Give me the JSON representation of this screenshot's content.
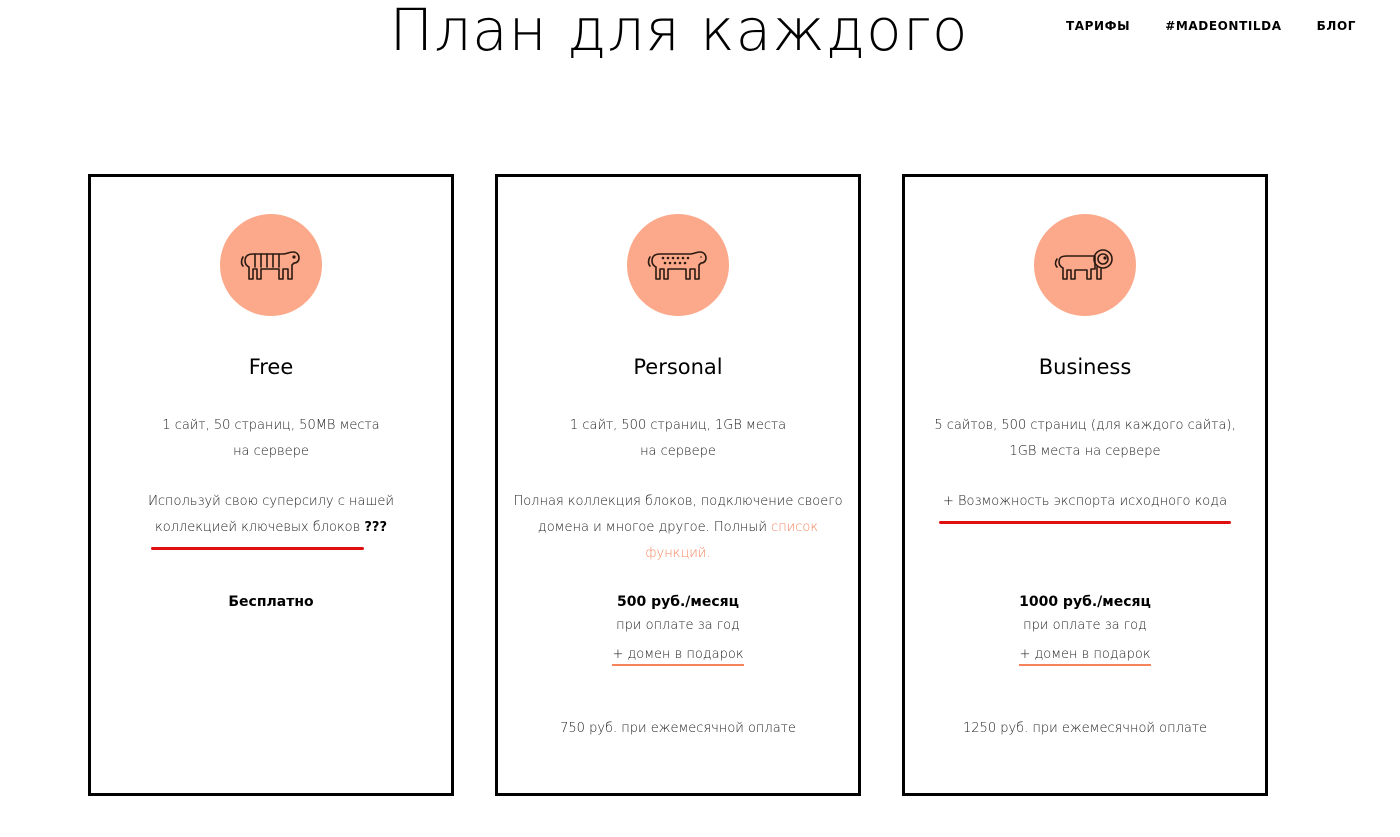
{
  "header": {
    "title": "План для каждого",
    "nav": [
      "ТАРИФЫ",
      "#MADEONTILDA",
      "БЛОГ"
    ]
  },
  "colors": {
    "accent": "#f5835c",
    "icon_bg": "#fba98a",
    "marker": "#e01010"
  },
  "plans": [
    {
      "icon": "tiger-icon",
      "name": "Free",
      "desc1_line1": "1 сайт, 50 страниц, 50MB места",
      "desc1_line2": "на сервере",
      "desc2_line1": "Используй свою суперсилу с нашей",
      "desc2_line2": "коллекцией ключевых блоков",
      "desc2_suffix": "???",
      "price": "Бесплатно"
    },
    {
      "icon": "leopard-icon",
      "name": "Personal",
      "desc1_line1": "1 сайт, 500 страниц, 1GB места",
      "desc1_line2": "на сервере",
      "desc2_line1": "Полная коллекция блоков, подключение своего",
      "desc2_line2_a": "домена и многое другое. Полный",
      "desc2_link_a": "список",
      "desc2_link_b": "функций",
      "desc2_end": ".",
      "price": "500 руб./месяц",
      "price_sub": "при оплате за год",
      "gift": "+ домен в подарок",
      "monthly": "750 руб. при ежемесячной оплате"
    },
    {
      "icon": "lion-icon",
      "name": "Business",
      "desc1_line1": "5 сайтов, 500 страниц (для каждого сайта),",
      "desc1_line2": "1GB места на сервере",
      "desc2_line1": "+ Возможность экспорта исходного кода",
      "price": "1000 руб./месяц",
      "price_sub": "при оплате за год",
      "gift": "+ домен в подарок",
      "monthly": "1250 руб. при ежемесячной оплате"
    }
  ]
}
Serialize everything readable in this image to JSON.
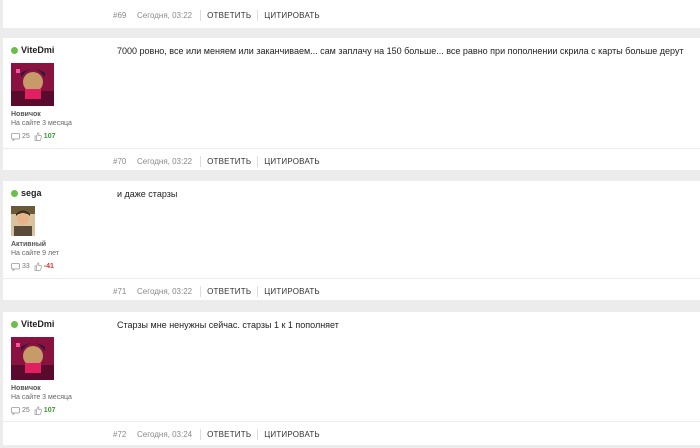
{
  "actions": {
    "reply": "ОТВЕТИТЬ",
    "quote": "ЦИТИРОВАТЬ"
  },
  "colors": {
    "online": "#6abf4b",
    "rep_positive": "#3a9a3a",
    "rep_negative": "#dd3333"
  },
  "icons": {
    "messages": "speech-bubble-icon",
    "likes": "thumbs-up-icon"
  },
  "posts": [
    {
      "number": "#69",
      "date": "Сегодня, 03:22"
    },
    {
      "number": "#70",
      "date": "Сегодня, 03:22",
      "author": {
        "name": "ViteDmi",
        "rank": "Новичок",
        "since": "На сайте 3 месяца",
        "messages": "25",
        "reputation": "107"
      },
      "text": "7000 ровно, все   или меняем или заканчиваем... сам заплачу на 150 больше...   все равно при пополнении скрила с карты больше дерут"
    },
    {
      "number": "#71",
      "date": "Сегодня, 03:22",
      "author": {
        "name": "sega",
        "rank": "Активный",
        "since": "На сайте 9 лет",
        "messages": "33",
        "reputation": "-41"
      },
      "text": "и даже старзы"
    },
    {
      "number": "#72",
      "date": "Сегодня, 03:24",
      "author": {
        "name": "ViteDmi",
        "rank": "Новичок",
        "since": "На сайте 3 месяца",
        "messages": "25",
        "reputation": "107"
      },
      "text": "Старзы мне ненужны сейчас.  старзы 1 к 1 пополняет"
    }
  ]
}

────

◆ **WHAT IS EXPECTED**: Pictures in the records above are not copied; print everything else exactly.

◆ **THE RESPONSE**:
Give me the JSON representation of this screenshot's content.
{
  "header": {
    "title": "План для каждого",
    "nav": [
      "ТАРИФЫ",
      "#MADEONTILDA",
      "БЛОГ"
    ]
  },
  "colors": {
    "accent": "#f5835c",
    "icon_bg": "#fba98a",
    "marker": "#e01010"
  },
  "plans": [
    {
      "icon": "tiger-icon",
      "name": "Free",
      "desc1_line1": "1 сайт, 50 страниц, 50MB места",
      "desc1_line2": "на сервере",
      "desc2_line1": "Используй свою суперсилу с нашей",
      "desc2_line2": "коллекцией ключевых блоков",
      "desc2_suffix": "???",
      "price": "Бесплатно"
    },
    {
      "icon": "leopard-icon",
      "name": "Personal",
      "desc1_line1": "1 сайт, 500 страниц, 1GB места",
      "desc1_line2": "на сервере",
      "desc2_line1": "Полная коллекция блоков, подключение своего",
      "desc2_line2_a": "домена и многое другое. Полный",
      "desc2_link_a": "список",
      "desc2_link_b": "функций",
      "desc2_end": ".",
      "price": "500 руб./месяц",
      "price_sub": "при оплате за год",
      "gift": "+ домен в подарок",
      "monthly": "750 руб. при ежемесячной оплате"
    },
    {
      "icon": "lion-icon",
      "name": "Business",
      "desc1_line1": "5 сайтов, 500 страниц (для каждого сайта),",
      "desc1_line2": "1GB места на сервере",
      "desc2_line1": "+ Возможность экспорта исходного кода",
      "price": "1000 руб./месяц",
      "price_sub": "при оплате за год",
      "gift": "+ домен в подарок",
      "monthly": "1250 руб. при ежемесячной оплате"
    }
  ]
}
Serialize everything readable in this image to JSON.
{
  "actions": {
    "reply": "ОТВЕТИТЬ",
    "quote": "ЦИТИРОВАТЬ"
  },
  "colors": {
    "online": "#6abf4b",
    "rep_positive": "#3a9a3a",
    "rep_negative": "#dd3333"
  },
  "icons": {
    "messages": "speech-bubble-icon",
    "likes": "thumbs-up-icon"
  },
  "posts": [
    {
      "number": "#69",
      "date": "Сегодня, 03:22"
    },
    {
      "number": "#70",
      "date": "Сегодня, 03:22",
      "author": {
        "name": "ViteDmi",
        "rank": "Новичок",
        "since": "На сайте 3 месяца",
        "messages": "25",
        "reputation": "107"
      },
      "text": "7000 ровно, все   или меняем или заканчиваем... сам заплачу на 150 больше...   все равно при пополнении скрила с карты больше дерут"
    },
    {
      "number": "#71",
      "date": "Сегодня, 03:22",
      "author": {
        "name": "sega",
        "rank": "Активный",
        "since": "На сайте 9 лет",
        "messages": "33",
        "reputation": "-41"
      },
      "text": "и даже старзы"
    },
    {
      "number": "#72",
      "date": "Сегодня, 03:24",
      "author": {
        "name": "ViteDmi",
        "rank": "Новичок",
        "since": "На сайте 3 месяца",
        "messages": "25",
        "reputation": "107"
      },
      "text": "Старзы мне ненужны сейчас.  старзы 1 к 1 пополняет"
    }
  ]
}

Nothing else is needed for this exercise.